From the entries below, copy every line where the string "ylabel" appears.
- - - - - - -
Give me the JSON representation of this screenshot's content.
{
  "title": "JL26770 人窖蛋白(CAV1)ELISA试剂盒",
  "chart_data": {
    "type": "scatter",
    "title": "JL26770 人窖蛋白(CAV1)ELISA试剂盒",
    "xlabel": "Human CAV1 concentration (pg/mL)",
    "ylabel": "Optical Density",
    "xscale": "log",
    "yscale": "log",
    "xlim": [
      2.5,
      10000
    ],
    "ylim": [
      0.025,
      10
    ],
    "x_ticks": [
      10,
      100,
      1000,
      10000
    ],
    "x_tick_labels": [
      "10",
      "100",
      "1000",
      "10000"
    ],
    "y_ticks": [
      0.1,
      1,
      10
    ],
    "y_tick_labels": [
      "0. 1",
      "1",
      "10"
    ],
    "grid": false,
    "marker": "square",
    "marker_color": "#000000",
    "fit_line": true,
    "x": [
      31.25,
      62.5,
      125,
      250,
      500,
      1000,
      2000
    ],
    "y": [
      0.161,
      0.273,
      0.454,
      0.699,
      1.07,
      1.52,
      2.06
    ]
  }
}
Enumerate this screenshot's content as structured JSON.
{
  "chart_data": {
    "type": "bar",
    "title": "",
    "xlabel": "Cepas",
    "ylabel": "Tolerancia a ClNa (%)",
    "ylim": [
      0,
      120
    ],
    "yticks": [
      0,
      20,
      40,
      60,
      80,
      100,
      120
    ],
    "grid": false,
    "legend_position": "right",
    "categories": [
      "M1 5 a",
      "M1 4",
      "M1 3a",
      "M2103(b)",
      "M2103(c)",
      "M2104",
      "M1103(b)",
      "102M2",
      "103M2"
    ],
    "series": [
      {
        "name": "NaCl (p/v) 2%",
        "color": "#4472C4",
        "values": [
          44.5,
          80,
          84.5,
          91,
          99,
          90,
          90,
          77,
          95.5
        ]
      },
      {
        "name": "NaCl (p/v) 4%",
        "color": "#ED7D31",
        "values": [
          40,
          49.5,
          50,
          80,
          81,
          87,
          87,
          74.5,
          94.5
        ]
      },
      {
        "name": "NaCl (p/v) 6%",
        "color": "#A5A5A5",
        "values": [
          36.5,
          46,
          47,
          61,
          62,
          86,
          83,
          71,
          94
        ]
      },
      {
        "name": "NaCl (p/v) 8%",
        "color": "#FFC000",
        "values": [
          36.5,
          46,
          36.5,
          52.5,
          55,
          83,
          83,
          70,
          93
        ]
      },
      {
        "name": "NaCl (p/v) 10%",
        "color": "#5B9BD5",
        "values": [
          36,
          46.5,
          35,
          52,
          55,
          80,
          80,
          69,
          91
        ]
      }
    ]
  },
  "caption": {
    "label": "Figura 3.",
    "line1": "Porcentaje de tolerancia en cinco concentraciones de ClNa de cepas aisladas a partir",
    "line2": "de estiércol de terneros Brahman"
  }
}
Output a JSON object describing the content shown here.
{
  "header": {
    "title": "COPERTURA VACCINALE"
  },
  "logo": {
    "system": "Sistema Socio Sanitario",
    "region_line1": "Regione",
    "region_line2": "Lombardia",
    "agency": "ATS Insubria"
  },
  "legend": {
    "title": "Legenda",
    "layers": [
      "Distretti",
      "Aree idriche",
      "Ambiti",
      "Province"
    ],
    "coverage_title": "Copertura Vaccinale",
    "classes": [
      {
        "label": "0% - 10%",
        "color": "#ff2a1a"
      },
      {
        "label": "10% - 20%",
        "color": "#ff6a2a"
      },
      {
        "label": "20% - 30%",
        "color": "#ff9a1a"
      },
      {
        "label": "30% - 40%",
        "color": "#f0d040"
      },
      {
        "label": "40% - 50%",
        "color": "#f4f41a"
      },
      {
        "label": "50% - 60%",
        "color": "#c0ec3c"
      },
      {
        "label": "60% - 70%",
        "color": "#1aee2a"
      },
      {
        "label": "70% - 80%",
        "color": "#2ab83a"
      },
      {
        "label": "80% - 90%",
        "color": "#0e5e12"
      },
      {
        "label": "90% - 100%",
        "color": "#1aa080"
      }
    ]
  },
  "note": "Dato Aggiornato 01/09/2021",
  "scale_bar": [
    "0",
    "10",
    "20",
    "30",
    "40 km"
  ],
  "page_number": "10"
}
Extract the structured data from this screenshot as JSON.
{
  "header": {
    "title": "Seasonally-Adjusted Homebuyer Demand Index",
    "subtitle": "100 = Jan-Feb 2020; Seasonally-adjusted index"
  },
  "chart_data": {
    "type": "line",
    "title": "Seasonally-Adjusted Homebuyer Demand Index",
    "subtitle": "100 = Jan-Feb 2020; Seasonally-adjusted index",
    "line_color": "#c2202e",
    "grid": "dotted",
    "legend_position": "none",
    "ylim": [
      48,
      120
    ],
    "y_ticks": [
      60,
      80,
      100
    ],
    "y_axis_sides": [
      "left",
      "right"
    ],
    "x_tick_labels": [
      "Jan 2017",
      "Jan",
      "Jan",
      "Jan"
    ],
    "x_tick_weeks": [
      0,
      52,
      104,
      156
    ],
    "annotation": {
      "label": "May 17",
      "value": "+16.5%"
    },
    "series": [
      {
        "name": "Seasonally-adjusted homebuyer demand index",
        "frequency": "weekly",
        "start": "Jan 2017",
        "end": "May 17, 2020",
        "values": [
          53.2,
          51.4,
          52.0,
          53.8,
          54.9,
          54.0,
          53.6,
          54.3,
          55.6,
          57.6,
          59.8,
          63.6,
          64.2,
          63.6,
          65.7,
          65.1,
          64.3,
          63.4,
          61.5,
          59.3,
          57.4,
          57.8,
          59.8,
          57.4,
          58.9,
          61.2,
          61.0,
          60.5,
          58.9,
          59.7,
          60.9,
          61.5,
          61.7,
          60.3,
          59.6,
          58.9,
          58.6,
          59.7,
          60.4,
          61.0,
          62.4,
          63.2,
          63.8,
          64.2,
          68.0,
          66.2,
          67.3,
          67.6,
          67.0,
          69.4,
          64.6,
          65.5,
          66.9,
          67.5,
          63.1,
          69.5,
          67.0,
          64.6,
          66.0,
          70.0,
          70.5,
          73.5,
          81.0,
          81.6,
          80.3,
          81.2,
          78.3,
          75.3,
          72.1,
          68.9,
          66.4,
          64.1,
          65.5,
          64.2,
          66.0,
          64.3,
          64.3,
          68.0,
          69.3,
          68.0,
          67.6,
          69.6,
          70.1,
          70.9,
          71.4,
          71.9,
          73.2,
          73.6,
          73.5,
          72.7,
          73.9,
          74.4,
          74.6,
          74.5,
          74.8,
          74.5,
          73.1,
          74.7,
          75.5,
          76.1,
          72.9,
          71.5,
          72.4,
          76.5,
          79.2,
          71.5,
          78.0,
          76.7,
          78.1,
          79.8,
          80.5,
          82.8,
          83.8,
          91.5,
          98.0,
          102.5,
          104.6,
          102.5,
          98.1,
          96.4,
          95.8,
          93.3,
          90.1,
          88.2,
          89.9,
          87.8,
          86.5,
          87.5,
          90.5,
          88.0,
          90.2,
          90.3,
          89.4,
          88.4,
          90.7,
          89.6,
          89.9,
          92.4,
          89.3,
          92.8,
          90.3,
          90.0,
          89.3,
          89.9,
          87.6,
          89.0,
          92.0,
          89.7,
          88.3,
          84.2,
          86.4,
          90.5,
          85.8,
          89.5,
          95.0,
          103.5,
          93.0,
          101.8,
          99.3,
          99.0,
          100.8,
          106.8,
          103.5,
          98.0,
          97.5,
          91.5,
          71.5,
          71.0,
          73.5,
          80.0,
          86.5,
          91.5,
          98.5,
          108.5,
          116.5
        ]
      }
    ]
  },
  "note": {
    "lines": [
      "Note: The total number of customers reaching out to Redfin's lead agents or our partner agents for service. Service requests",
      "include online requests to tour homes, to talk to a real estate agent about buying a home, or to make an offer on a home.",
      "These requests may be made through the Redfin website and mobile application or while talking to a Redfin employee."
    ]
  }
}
- - - - - - -
• [THE OUTPUT]
    "ylabel": "Optical Density",
    "ylabel": "Tolerancia a ClNa (%)",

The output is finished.